[Dataset items]
┄┄┄┄┄┄

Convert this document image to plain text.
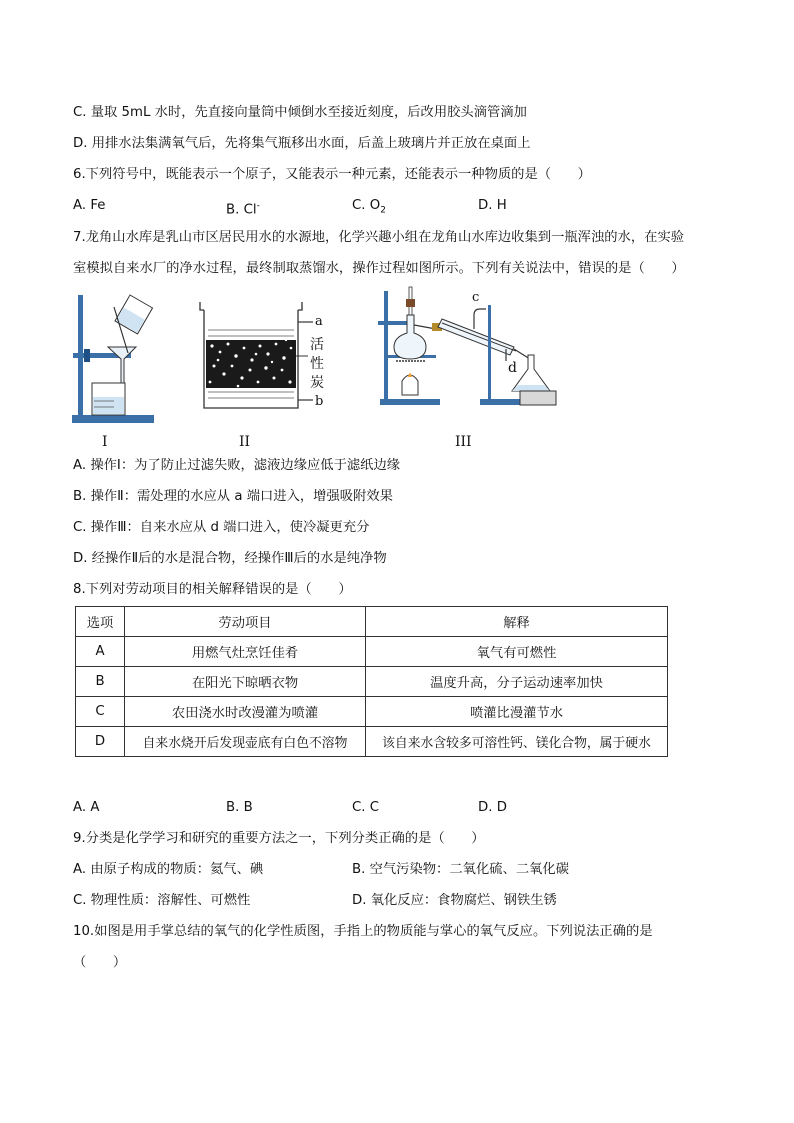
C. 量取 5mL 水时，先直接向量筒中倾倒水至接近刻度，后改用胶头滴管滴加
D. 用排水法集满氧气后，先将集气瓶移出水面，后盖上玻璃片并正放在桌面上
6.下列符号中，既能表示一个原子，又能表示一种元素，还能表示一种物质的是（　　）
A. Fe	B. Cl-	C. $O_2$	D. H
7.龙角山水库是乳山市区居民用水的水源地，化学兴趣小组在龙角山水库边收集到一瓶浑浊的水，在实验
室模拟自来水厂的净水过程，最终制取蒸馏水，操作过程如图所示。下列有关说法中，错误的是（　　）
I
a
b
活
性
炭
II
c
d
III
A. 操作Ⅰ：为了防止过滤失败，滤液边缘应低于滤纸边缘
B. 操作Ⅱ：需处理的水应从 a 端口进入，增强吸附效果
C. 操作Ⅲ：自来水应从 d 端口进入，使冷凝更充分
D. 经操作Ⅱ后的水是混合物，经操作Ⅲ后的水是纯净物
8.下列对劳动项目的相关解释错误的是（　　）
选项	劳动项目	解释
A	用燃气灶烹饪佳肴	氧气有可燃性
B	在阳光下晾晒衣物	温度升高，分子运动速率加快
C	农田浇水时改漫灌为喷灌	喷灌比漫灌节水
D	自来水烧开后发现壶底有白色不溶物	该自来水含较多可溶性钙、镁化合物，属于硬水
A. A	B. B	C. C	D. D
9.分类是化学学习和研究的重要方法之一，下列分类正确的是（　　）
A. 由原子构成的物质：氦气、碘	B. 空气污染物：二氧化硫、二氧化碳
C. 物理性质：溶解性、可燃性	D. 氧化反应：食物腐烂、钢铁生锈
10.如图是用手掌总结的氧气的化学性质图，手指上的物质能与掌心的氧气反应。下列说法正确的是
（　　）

┄┄┄┄┄┄

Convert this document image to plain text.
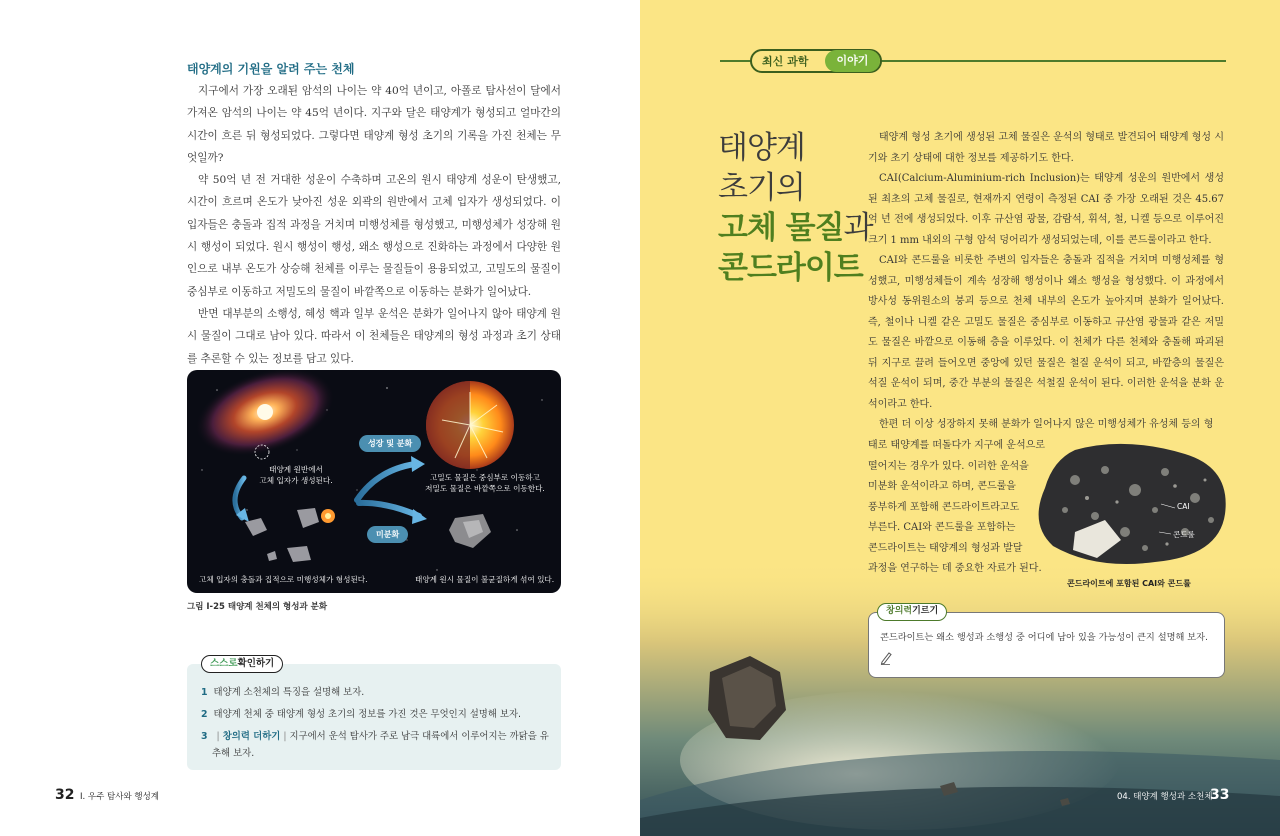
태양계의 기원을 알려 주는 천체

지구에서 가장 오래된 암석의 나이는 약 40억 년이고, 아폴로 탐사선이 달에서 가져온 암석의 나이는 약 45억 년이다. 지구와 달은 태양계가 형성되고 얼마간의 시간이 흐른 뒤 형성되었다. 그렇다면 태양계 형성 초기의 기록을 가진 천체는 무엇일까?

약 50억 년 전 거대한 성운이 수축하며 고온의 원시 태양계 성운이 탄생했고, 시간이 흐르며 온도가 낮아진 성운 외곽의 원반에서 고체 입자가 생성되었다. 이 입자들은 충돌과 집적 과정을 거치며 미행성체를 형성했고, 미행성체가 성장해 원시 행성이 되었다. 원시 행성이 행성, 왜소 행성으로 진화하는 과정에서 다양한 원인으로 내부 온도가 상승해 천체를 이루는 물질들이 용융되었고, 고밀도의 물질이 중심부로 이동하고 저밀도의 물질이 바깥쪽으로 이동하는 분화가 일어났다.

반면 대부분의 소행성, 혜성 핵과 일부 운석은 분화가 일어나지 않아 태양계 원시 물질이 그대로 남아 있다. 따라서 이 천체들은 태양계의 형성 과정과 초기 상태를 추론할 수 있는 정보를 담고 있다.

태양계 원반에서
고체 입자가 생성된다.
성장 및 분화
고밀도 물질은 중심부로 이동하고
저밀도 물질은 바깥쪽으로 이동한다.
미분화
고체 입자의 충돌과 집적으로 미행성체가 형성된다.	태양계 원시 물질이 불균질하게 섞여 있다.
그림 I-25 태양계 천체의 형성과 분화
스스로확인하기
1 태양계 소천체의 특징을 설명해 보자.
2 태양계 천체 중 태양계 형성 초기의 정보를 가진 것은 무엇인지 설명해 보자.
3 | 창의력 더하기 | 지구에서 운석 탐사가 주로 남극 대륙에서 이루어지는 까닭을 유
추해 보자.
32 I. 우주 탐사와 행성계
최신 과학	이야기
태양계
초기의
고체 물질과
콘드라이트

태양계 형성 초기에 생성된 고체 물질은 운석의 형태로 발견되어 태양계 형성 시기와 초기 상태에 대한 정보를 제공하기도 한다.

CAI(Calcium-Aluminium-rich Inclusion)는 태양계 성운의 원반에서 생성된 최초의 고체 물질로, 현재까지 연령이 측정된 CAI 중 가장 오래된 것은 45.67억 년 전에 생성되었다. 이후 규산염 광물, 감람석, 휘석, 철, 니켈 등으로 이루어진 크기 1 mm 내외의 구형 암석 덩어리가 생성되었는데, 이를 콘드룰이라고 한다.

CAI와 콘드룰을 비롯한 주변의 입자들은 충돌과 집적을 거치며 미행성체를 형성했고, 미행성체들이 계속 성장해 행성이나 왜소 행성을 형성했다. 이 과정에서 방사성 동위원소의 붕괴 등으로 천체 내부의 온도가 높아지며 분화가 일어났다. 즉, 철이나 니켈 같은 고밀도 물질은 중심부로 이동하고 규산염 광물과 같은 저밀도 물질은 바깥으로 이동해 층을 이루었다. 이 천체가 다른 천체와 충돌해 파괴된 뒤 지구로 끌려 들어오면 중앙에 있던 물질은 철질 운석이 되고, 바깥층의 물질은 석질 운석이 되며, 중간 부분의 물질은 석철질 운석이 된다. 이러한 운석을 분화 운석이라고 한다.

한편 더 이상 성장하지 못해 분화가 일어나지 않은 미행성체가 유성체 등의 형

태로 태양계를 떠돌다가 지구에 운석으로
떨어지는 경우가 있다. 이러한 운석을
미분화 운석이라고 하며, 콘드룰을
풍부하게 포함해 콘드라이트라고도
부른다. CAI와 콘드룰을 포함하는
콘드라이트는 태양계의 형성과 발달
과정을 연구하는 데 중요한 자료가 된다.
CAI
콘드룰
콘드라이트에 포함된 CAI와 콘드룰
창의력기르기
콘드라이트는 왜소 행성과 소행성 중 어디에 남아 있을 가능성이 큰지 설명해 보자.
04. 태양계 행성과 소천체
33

┄┄┄┄┄┄

_Stated goal_: Return all lines containing the word "콘드라이트는".

_Response_:
콘드라이트는 태양계의 형성과 발달
콘드라이트는 왜소 행성과 소행성 중 어디에 남아 있을 가능성이 큰지 설명해 보자.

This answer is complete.